___ Source records
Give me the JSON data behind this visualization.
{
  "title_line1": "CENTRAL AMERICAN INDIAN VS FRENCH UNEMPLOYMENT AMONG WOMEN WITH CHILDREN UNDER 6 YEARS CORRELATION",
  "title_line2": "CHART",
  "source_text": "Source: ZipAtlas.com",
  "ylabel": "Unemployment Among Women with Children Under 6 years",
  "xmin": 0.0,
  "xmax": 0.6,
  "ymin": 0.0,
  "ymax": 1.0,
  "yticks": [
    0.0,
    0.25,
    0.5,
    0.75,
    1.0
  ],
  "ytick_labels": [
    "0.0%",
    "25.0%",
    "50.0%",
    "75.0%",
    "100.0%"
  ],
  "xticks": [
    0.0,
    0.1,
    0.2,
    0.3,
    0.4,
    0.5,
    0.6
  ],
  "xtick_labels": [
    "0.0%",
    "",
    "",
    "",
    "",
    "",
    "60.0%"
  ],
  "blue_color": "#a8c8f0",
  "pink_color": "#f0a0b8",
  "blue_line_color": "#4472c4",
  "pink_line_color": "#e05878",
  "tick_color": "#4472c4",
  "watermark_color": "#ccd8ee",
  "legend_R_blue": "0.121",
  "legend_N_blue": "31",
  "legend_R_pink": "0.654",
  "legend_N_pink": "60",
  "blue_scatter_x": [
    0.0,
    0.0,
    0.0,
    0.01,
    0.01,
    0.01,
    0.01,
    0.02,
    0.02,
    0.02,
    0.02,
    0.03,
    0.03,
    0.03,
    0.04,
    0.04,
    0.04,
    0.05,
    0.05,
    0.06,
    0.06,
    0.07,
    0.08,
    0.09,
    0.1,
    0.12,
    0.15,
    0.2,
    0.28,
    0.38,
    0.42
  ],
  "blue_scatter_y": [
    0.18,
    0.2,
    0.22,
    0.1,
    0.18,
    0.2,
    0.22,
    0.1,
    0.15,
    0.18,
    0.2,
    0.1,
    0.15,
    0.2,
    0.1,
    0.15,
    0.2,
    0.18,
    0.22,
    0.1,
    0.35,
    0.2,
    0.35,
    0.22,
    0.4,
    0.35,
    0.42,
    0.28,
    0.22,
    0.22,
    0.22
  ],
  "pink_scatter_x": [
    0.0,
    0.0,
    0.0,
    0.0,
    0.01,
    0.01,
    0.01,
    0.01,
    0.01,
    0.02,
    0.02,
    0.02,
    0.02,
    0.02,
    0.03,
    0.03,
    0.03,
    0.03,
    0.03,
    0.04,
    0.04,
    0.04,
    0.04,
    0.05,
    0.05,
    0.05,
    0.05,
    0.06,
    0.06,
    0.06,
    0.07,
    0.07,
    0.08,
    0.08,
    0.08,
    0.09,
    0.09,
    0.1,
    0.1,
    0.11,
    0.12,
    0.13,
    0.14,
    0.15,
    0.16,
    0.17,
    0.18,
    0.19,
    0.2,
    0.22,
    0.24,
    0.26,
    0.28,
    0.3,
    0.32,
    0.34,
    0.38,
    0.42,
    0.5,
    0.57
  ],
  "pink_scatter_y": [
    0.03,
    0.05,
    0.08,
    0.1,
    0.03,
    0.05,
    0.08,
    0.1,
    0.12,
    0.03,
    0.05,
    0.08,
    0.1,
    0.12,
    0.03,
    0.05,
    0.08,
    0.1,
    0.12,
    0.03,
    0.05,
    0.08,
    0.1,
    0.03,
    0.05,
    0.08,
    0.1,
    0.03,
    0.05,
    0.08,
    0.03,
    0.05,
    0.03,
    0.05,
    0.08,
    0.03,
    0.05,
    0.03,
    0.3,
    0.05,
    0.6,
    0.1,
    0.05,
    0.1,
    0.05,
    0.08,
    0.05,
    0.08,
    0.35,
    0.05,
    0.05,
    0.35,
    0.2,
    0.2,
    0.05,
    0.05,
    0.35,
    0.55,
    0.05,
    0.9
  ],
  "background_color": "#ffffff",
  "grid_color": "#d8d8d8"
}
______
Reproduce the material above without altering a single character.

Give me the JSON data behind this visualization.
{
  "title_line1": "CENTRAL AMERICAN INDIAN VS FRENCH UNEMPLOYMENT AMONG WOMEN WITH CHILDREN UNDER 6 YEARS CORRELATION",
  "title_line2": "CHART",
  "source_text": "Source: ZipAtlas.com",
  "ylabel": "Unemployment Among Women with Children Under 6 years",
  "xmin": 0.0,
  "xmax": 0.6,
  "ymin": 0.0,
  "ymax": 1.0,
  "yticks": [
    0.0,
    0.25,
    0.5,
    0.75,
    1.0
  ],
  "ytick_labels": [
    "0.0%",
    "25.0%",
    "50.0%",
    "75.0%",
    "100.0%"
  ],
  "xticks": [
    0.0,
    0.1,
    0.2,
    0.3,
    0.4,
    0.5,
    0.6
  ],
  "xtick_labels": [
    "0.0%",
    "",
    "",
    "",
    "",
    "",
    "60.0%"
  ],
  "blue_color": "#a8c8f0",
  "pink_color": "#f0a0b8",
  "blue_line_color": "#4472c4",
  "pink_line_color": "#e05878",
  "tick_color": "#4472c4",
  "watermark_color": "#ccd8ee",
  "legend_R_blue": "0.121",
  "legend_N_blue": "31",
  "legend_R_pink": "0.654",
  "legend_N_pink": "60",
  "blue_scatter_x": [
    0.0,
    0.0,
    0.0,
    0.01,
    0.01,
    0.01,
    0.01,
    0.02,
    0.02,
    0.02,
    0.02,
    0.03,
    0.03,
    0.03,
    0.04,
    0.04,
    0.04,
    0.05,
    0.05,
    0.06,
    0.06,
    0.07,
    0.08,
    0.09,
    0.1,
    0.12,
    0.15,
    0.2,
    0.28,
    0.38,
    0.42
  ],
  "blue_scatter_y": [
    0.18,
    0.2,
    0.22,
    0.1,
    0.18,
    0.2,
    0.22,
    0.1,
    0.15,
    0.18,
    0.2,
    0.1,
    0.15,
    0.2,
    0.1,
    0.15,
    0.2,
    0.18,
    0.22,
    0.1,
    0.35,
    0.2,
    0.35,
    0.22,
    0.4,
    0.35,
    0.42,
    0.28,
    0.22,
    0.22,
    0.22
  ],
  "pink_scatter_x": [
    0.0,
    0.0,
    0.0,
    0.0,
    0.01,
    0.01,
    0.01,
    0.01,
    0.01,
    0.02,
    0.02,
    0.02,
    0.02,
    0.02,
    0.03,
    0.03,
    0.03,
    0.03,
    0.03,
    0.04,
    0.04,
    0.04,
    0.04,
    0.05,
    0.05,
    0.05,
    0.05,
    0.06,
    0.06,
    0.06,
    0.07,
    0.07,
    0.08,
    0.08,
    0.08,
    0.09,
    0.09,
    0.1,
    0.1,
    0.11,
    0.12,
    0.13,
    0.14,
    0.15,
    0.16,
    0.17,
    0.18,
    0.19,
    0.2,
    0.22,
    0.24,
    0.26,
    0.28,
    0.3,
    0.32,
    0.34,
    0.38,
    0.42,
    0.5,
    0.57
  ],
  "pink_scatter_y": [
    0.03,
    0.05,
    0.08,
    0.1,
    0.03,
    0.05,
    0.08,
    0.1,
    0.12,
    0.03,
    0.05,
    0.08,
    0.1,
    0.12,
    0.03,
    0.05,
    0.08,
    0.1,
    0.12,
    0.03,
    0.05,
    0.08,
    0.1,
    0.03,
    0.05,
    0.08,
    0.1,
    0.03,
    0.05,
    0.08,
    0.03,
    0.05,
    0.03,
    0.05,
    0.08,
    0.03,
    0.05,
    0.03,
    0.3,
    0.05,
    0.6,
    0.1,
    0.05,
    0.1,
    0.05,
    0.08,
    0.05,
    0.08,
    0.35,
    0.05,
    0.05,
    0.35,
    0.2,
    0.2,
    0.05,
    0.05,
    0.35,
    0.55,
    0.05,
    0.9
  ],
  "background_color": "#ffffff",
  "grid_color": "#d8d8d8"
}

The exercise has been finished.